Below is a block of records; repeat all of them exactly.

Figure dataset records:
------
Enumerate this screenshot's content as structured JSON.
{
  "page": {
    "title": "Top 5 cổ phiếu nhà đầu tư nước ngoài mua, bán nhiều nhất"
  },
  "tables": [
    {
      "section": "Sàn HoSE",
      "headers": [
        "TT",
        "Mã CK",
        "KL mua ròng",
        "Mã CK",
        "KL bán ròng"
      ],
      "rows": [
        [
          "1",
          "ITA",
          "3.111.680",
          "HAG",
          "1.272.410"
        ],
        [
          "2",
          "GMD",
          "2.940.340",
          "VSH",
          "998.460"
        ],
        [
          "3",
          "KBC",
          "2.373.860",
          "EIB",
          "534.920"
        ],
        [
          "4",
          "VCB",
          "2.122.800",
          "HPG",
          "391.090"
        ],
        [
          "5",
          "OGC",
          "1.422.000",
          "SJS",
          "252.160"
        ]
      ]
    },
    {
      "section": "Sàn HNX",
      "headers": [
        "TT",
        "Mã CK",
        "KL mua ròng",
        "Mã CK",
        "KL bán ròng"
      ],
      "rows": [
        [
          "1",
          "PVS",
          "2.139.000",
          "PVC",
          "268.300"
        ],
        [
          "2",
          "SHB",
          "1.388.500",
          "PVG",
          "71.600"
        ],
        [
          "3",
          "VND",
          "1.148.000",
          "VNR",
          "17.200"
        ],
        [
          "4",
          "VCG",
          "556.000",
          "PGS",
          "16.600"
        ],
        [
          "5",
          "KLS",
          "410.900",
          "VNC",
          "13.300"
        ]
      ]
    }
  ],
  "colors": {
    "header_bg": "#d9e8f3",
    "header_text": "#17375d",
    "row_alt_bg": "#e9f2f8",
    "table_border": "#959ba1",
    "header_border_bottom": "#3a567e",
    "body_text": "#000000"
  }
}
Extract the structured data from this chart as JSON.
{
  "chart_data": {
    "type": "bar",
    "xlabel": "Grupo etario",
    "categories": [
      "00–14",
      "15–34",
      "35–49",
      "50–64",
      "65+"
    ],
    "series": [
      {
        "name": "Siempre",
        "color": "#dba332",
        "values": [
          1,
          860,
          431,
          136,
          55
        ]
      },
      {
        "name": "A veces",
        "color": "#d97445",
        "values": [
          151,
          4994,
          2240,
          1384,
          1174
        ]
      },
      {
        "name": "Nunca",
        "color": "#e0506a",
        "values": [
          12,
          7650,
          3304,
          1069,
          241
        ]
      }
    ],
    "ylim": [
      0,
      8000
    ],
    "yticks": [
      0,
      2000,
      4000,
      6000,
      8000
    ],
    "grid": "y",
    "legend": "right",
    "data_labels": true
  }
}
------
**THE RESPONSE**
Enumerate this screenshot's content as structured JSON.
{
  "page": {
    "title": "Top 5 cổ phiếu nhà đầu tư nước ngoài mua, bán nhiều nhất"
  },
  "tables": [
    {
      "section": "Sàn HoSE",
      "headers": [
        "TT",
        "Mã CK",
        "KL mua ròng",
        "Mã CK",
        "KL bán ròng"
      ],
      "rows": [
        [
          "1",
          "ITA",
          "3.111.680",
          "HAG",
          "1.272.410"
        ],
        [
          "2",
          "GMD",
          "2.940.340",
          "VSH",
          "998.460"
        ],
        [
          "3",
          "KBC",
          "2.373.860",
          "EIB",
          "534.920"
        ],
        [
          "4",
          "VCB",
          "2.122.800",
          "HPG",
          "391.090"
        ],
        [
          "5",
          "OGC",
          "1.422.000",
          "SJS",
          "252.160"
        ]
      ]
    },
    {
      "section": "Sàn HNX",
      "headers": [
        "TT",
        "Mã CK",
        "KL mua ròng",
        "Mã CK",
        "KL bán ròng"
      ],
      "rows": [
        [
          "1",
          "PVS",
          "2.139.000",
          "PVC",
          "268.300"
        ],
        [
          "2",
          "SHB",
          "1.388.500",
          "PVG",
          "71.600"
        ],
        [
          "3",
          "VND",
          "1.148.000",
          "VNR",
          "17.200"
        ],
        [
          "4",
          "VCG",
          "556.000",
          "PGS",
          "16.600"
        ],
        [
          "5",
          "KLS",
          "410.900",
          "VNC",
          "13.300"
        ]
      ]
    }
  ],
  "colors": {
    "header_bg": "#d9e8f3",
    "header_text": "#17375d",
    "row_alt_bg": "#e9f2f8",
    "table_border": "#959ba1",
    "header_border_bottom": "#3a567e",
    "body_text": "#000000"
  }
}
Extract the structured data from this chart as JSON.
{
  "chart_data": {
    "type": "bar",
    "xlabel": "Grupo etario",
    "categories": [
      "00–14",
      "15–34",
      "35–49",
      "50–64",
      "65+"
    ],
    "series": [
      {
        "name": "Siempre",
        "color": "#dba332",
        "values": [
          1,
          860,
          431,
          136,
          55
        ]
      },
      {
        "name": "A veces",
        "color": "#d97445",
        "values": [
          151,
          4994,
          2240,
          1384,
          1174
        ]
      },
      {
        "name": "Nunca",
        "color": "#e0506a",
        "values": [
          12,
          7650,
          3304,
          1069,
          241
        ]
      }
    ],
    "ylim": [
      0,
      8000
    ],
    "yticks": [
      0,
      2000,
      4000,
      6000,
      8000
    ],
    "grid": "y",
    "legend": "right",
    "data_labels": true
  }
}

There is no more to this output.